#### Written instruction:
Please restate the following records word for word.

#### Input records:
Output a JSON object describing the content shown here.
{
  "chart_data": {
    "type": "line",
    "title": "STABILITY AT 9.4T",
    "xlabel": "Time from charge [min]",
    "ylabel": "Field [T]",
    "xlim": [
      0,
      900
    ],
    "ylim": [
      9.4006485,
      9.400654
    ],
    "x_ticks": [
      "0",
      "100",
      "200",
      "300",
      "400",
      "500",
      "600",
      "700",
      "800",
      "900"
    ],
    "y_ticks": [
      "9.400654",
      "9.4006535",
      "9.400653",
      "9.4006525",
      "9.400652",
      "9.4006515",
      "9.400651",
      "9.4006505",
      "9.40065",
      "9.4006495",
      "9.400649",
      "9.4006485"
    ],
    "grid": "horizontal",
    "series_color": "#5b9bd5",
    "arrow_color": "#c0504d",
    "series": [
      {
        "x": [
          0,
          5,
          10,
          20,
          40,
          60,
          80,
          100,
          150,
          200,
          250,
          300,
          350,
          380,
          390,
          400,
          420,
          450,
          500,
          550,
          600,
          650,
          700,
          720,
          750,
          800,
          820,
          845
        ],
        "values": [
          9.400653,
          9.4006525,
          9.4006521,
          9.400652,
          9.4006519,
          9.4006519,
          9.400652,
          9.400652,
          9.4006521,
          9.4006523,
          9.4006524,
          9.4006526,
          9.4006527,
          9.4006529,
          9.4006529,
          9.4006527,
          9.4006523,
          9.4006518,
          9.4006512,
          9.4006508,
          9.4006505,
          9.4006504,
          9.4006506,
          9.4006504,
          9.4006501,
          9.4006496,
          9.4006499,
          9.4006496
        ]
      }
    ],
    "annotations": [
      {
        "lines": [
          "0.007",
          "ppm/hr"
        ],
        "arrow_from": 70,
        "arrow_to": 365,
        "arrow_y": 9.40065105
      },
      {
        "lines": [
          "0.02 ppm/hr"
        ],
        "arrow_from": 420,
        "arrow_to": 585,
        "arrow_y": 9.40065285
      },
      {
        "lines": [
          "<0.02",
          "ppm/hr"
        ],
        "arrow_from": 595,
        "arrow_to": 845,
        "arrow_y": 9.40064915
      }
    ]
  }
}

#### Task response:
Output a JSON object describing the content shown here.
{
  "chart_data": {
    "type": "line",
    "title": "STABILITY AT 9.4T",
    "xlabel": "Time from charge [min]",
    "ylabel": "Field [T]",
    "xlim": [
      0,
      900
    ],
    "ylim": [
      9.4006485,
      9.400654
    ],
    "x_ticks": [
      "0",
      "100",
      "200",
      "300",
      "400",
      "500",
      "600",
      "700",
      "800",
      "900"
    ],
    "y_ticks": [
      "9.400654",
      "9.4006535",
      "9.400653",
      "9.4006525",
      "9.400652",
      "9.4006515",
      "9.400651",
      "9.4006505",
      "9.40065",
      "9.4006495",
      "9.400649",
      "9.4006485"
    ],
    "grid": "horizontal",
    "series_color": "#5b9bd5",
    "arrow_color": "#c0504d",
    "series": [
      {
        "x": [
          0,
          5,
          10,
          20,
          40,
          60,
          80,
          100,
          150,
          200,
          250,
          300,
          350,
          380,
          390,
          400,
          420,
          450,
          500,
          550,
          600,
          650,
          700,
          720,
          750,
          800,
          820,
          845
        ],
        "values": [
          9.400653,
          9.4006525,
          9.4006521,
          9.400652,
          9.4006519,
          9.4006519,
          9.400652,
          9.400652,
          9.4006521,
          9.4006523,
          9.4006524,
          9.4006526,
          9.4006527,
          9.4006529,
          9.4006529,
          9.4006527,
          9.4006523,
          9.4006518,
          9.4006512,
          9.4006508,
          9.4006505,
          9.4006504,
          9.4006506,
          9.4006504,
          9.4006501,
          9.4006496,
          9.4006499,
          9.4006496
        ]
      }
    ],
    "annotations": [
      {
        "lines": [
          "0.007",
          "ppm/hr"
        ],
        "arrow_from": 70,
        "arrow_to": 365,
        "arrow_y": 9.40065105
      },
      {
        "lines": [
          "0.02 ppm/hr"
        ],
        "arrow_from": 420,
        "arrow_to": 585,
        "arrow_y": 9.40065285
      },
      {
        "lines": [
          "<0.02",
          "ppm/hr"
        ],
        "arrow_from": 595,
        "arrow_to": 845,
        "arrow_y": 9.40064915
      }
    ]
  }
}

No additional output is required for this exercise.